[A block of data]
◇ ◇ ◇ ◇ ◇ ◇ ◇
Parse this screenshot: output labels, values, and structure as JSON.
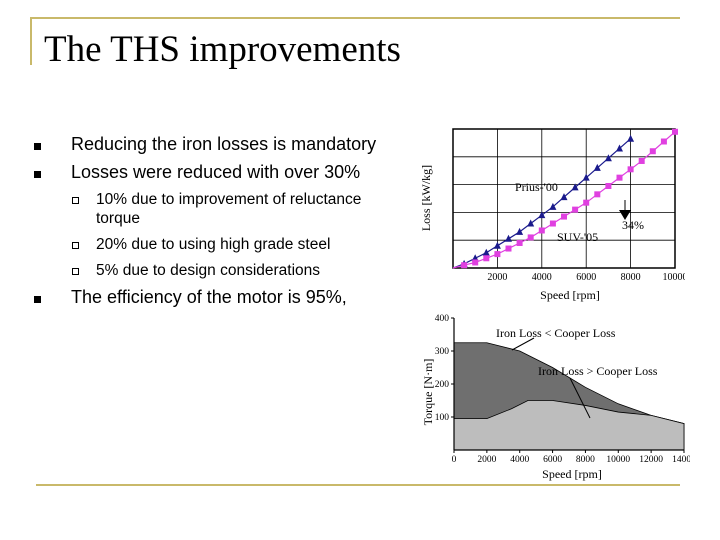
{
  "slide": {
    "title": "The THS improvements",
    "bullets": [
      "Reducing the iron losses is mandatory",
      "Losses were reduced with over 30%",
      "The efficiency of the motor is 95%,"
    ],
    "sub_bullets": [
      [
        "10% due to improvement of reluctance",
        "torque"
      ],
      "20% due to using high grade steel",
      "5% due to design considerations"
    ]
  },
  "chart_data": [
    {
      "type": "line",
      "title": "",
      "xlabel": "Speed [rpm]",
      "ylabel": "Loss [kW/kg]",
      "xlim": [
        0,
        10000
      ],
      "x_ticks": [
        "2000",
        "4000",
        "6000",
        "8000",
        "10000"
      ],
      "grid": true,
      "annotations": [
        "Prius-'00",
        "SUV-'05",
        "34%"
      ],
      "series": [
        {
          "name": "Prius-'00",
          "color": "#1a1a8c",
          "marker": "triangle",
          "x": [
            0,
            500,
            1000,
            1500,
            2000,
            2500,
            3000,
            3500,
            4000,
            4500,
            5000,
            5500,
            6000,
            6500,
            7000,
            7500,
            8000
          ],
          "y": [
            0,
            0.03,
            0.07,
            0.11,
            0.16,
            0.21,
            0.26,
            0.32,
            0.38,
            0.44,
            0.51,
            0.58,
            0.65,
            0.72,
            0.79,
            0.86,
            0.93
          ]
        },
        {
          "name": "SUV-'05",
          "color": "#e040e0",
          "marker": "square",
          "x": [
            0,
            500,
            1000,
            1500,
            2000,
            2500,
            3000,
            3500,
            4000,
            4500,
            5000,
            5500,
            6000,
            6500,
            7000,
            7500,
            8000,
            8500,
            9000,
            9500,
            10000
          ],
          "y": [
            0,
            0.02,
            0.04,
            0.07,
            0.1,
            0.14,
            0.18,
            0.22,
            0.27,
            0.32,
            0.37,
            0.42,
            0.47,
            0.53,
            0.59,
            0.65,
            0.71,
            0.77,
            0.84,
            0.91,
            0.98
          ]
        }
      ]
    },
    {
      "type": "area",
      "title": "",
      "xlabel": "Speed [rpm]",
      "ylabel": "Torque [N·m]",
      "xlim": [
        0,
        14000
      ],
      "ylim": [
        0,
        400
      ],
      "x_ticks": [
        "0",
        "2000",
        "4000",
        "6000",
        "8000",
        "10000",
        "12000",
        "14000"
      ],
      "y_ticks": [
        "100",
        "200",
        "300",
        "400"
      ],
      "annotations": [
        "Iron Loss < Cooper Loss",
        "Iron Loss > Cooper Loss"
      ],
      "series": [
        {
          "name": "Iron Loss > Cooper Loss",
          "color": "#6f6f6f",
          "x": [
            0,
            2000,
            4000,
            6000,
            8000,
            10000,
            12000,
            14000
          ],
          "y": [
            325,
            325,
            300,
            250,
            190,
            140,
            105,
            80
          ]
        },
        {
          "name": "Iron Loss < Cooper Loss",
          "color": "#bdbdbd",
          "x": [
            0,
            2000,
            3500,
            4500,
            6000,
            8000,
            10000,
            12000,
            14000
          ],
          "y": [
            95,
            95,
            125,
            150,
            150,
            135,
            115,
            105,
            80
          ]
        }
      ]
    }
  ]
}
◇ ◇ ◇ ◇ ◇ ◇ ◇
— Work to be completed —
Copy out every line from the records that has the word "name".

— Full output —
          "name": "Prius-'00",
          "name": "SUV-'05",
          "name": "Iron Loss > Cooper Loss",
          "name": "Iron Loss < Cooper Loss",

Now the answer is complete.